What the task requires »
Find each line in the records below that contains the word "labels", and copy it out.

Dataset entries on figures

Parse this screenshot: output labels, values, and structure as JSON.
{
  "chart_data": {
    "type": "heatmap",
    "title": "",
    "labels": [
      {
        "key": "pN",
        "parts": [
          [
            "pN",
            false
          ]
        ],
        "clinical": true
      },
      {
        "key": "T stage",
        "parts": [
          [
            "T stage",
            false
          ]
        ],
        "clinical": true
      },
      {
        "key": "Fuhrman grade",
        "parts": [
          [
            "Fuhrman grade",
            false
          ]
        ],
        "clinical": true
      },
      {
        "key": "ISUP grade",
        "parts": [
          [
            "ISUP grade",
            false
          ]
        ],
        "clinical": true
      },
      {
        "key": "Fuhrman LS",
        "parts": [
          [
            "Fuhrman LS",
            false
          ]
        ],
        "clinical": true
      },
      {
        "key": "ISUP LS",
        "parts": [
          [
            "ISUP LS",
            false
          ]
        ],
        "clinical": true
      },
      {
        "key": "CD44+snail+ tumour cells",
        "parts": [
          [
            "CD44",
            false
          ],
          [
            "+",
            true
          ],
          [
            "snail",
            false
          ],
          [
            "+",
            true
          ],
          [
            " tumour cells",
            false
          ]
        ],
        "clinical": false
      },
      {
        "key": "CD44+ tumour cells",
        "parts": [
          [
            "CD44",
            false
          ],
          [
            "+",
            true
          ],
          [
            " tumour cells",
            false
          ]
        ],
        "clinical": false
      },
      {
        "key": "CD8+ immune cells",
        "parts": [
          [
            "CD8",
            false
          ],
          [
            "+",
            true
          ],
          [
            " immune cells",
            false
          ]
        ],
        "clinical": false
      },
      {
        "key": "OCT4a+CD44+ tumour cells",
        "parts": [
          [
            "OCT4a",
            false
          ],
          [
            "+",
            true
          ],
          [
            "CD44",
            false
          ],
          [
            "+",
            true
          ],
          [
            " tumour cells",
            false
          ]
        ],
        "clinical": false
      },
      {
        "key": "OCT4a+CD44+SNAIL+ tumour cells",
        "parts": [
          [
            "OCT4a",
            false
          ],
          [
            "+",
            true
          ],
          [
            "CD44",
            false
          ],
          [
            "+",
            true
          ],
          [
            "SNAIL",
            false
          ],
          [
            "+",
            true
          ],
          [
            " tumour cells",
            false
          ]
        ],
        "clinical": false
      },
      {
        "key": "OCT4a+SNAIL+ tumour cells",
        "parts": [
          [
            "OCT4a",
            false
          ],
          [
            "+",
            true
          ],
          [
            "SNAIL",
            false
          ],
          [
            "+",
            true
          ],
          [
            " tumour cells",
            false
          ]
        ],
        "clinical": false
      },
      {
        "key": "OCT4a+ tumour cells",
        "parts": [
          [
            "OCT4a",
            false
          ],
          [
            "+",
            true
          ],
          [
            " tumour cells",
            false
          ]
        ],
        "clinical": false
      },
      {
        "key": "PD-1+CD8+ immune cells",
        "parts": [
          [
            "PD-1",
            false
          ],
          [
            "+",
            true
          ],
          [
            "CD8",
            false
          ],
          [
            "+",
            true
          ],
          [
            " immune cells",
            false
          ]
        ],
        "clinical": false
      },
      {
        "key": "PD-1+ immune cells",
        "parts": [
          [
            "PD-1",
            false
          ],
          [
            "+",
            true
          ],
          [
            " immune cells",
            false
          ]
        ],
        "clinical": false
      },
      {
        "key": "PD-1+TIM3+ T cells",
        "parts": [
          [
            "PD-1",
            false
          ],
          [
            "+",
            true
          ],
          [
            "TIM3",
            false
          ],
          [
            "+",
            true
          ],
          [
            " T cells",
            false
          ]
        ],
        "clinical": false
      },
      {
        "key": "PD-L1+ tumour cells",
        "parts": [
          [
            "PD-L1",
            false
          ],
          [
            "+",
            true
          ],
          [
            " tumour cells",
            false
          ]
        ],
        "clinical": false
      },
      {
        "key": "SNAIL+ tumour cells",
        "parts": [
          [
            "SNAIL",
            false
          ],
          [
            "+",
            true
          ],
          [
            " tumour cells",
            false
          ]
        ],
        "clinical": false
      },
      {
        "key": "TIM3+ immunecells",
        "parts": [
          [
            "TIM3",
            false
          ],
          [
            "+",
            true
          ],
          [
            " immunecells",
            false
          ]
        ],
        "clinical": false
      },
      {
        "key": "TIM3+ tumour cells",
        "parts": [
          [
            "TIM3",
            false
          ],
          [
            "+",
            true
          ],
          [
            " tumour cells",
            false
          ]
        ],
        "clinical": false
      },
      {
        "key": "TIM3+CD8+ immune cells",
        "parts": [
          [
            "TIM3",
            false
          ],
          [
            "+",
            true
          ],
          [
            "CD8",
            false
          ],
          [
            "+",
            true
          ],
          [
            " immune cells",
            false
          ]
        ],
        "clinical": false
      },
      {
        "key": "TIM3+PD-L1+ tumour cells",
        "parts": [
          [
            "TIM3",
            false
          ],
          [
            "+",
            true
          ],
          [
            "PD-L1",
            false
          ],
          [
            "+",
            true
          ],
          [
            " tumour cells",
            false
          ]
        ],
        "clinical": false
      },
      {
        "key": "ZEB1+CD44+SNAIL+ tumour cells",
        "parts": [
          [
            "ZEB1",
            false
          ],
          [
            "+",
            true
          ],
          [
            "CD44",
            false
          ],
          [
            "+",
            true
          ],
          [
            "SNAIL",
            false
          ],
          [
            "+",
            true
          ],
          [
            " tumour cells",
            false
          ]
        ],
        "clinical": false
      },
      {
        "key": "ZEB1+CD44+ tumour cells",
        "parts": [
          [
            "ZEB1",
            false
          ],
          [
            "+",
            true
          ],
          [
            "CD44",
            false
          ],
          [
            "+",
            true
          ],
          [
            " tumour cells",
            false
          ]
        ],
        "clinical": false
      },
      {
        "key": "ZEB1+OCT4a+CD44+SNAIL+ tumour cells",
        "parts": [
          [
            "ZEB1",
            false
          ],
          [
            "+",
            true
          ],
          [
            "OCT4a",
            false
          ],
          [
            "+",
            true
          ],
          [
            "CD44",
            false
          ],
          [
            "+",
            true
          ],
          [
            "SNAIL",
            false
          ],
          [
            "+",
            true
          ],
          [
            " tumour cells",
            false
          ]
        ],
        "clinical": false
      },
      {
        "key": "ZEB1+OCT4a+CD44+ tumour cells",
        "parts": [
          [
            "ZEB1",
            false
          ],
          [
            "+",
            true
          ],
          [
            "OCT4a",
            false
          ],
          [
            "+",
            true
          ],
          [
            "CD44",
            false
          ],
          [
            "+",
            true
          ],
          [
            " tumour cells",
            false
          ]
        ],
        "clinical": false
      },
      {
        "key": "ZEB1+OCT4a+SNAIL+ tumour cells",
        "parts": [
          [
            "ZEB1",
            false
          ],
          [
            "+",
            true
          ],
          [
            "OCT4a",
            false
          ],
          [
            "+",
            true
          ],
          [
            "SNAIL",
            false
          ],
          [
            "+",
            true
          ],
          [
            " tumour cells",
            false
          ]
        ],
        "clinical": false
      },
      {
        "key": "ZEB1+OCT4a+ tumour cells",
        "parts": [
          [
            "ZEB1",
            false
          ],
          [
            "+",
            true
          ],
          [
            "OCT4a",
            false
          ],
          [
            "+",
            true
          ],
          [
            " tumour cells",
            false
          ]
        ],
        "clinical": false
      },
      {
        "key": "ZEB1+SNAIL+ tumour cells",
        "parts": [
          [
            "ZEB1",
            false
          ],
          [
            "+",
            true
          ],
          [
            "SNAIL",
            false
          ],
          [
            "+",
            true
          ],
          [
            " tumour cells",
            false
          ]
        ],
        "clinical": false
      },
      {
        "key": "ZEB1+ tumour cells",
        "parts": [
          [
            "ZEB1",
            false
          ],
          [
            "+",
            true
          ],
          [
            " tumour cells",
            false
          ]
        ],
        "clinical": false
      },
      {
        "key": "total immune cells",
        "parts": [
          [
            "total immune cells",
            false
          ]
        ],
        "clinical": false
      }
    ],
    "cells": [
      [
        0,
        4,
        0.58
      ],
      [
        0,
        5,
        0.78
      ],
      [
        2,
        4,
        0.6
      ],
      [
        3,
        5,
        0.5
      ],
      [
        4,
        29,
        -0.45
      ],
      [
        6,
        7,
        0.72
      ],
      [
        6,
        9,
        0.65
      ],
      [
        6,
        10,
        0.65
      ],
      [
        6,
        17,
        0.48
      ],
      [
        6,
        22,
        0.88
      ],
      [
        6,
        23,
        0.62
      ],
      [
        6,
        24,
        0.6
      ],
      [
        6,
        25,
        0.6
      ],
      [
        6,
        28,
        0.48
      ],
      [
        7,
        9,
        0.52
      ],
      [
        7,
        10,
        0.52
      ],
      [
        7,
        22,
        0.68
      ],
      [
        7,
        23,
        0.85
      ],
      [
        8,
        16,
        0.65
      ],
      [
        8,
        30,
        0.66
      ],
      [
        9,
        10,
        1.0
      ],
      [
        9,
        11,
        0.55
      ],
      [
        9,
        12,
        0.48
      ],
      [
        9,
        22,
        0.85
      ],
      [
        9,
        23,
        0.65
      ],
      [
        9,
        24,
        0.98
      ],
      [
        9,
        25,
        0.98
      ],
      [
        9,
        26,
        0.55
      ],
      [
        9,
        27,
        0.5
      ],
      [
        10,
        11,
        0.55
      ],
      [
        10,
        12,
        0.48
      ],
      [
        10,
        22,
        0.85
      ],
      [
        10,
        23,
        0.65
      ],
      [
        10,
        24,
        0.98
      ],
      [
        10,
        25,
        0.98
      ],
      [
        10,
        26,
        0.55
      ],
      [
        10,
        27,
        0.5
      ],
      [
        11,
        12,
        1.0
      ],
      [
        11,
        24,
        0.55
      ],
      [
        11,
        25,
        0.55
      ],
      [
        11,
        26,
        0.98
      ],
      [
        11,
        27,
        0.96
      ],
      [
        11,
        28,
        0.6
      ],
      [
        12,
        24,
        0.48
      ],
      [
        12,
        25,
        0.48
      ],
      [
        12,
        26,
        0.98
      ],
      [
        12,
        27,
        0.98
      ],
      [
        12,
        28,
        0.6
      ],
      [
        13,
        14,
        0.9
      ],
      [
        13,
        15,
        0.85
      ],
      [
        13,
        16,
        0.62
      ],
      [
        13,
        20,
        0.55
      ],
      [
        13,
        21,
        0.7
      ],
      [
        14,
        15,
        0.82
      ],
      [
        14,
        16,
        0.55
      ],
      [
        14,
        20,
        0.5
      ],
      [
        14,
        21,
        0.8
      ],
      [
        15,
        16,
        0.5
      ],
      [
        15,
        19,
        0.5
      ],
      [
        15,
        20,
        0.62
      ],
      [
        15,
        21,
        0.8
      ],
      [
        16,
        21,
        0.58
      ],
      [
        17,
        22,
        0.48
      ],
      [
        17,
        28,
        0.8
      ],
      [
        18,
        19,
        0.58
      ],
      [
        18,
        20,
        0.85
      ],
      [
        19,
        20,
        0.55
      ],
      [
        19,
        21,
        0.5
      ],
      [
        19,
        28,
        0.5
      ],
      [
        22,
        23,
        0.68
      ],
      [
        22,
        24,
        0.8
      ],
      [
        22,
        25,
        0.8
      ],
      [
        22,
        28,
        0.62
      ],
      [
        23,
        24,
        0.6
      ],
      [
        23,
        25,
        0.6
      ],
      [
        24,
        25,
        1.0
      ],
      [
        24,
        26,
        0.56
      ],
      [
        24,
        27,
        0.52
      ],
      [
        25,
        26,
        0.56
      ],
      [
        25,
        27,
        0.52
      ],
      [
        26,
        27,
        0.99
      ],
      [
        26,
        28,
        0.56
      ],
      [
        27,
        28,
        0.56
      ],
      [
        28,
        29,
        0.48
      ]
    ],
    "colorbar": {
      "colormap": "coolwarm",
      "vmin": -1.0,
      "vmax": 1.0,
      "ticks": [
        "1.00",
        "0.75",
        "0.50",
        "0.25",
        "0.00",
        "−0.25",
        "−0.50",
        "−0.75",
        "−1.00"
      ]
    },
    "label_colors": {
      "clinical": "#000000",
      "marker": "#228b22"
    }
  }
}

Output of the task »
Parse this screenshot: output labels, values, and structure as JSON.
    "labels": [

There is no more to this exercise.